■ Problem to solve ■
Gather all lines containing the string "title" and copy them out.
-=-=-=-=-
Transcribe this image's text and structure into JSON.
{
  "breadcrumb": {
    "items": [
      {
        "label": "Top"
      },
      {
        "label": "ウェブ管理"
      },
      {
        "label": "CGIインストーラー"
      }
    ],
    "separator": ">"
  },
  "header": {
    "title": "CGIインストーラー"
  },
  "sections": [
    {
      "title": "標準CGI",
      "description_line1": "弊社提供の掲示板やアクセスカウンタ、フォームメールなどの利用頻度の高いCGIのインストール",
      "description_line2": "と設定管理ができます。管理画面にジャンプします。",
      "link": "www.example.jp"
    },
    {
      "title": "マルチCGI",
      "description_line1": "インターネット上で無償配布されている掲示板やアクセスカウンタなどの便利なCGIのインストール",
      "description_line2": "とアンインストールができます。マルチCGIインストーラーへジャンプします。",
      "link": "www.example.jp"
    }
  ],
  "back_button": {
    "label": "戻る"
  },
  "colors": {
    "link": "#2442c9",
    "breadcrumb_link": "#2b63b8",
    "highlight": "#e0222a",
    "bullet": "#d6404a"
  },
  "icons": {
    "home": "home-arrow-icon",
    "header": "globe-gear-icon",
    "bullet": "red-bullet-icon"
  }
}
-=-=-=-=-
■ Response ■
    "title": "CGIインストーラー"
      "title": "標準CGI",
      "title": "マルチCGI",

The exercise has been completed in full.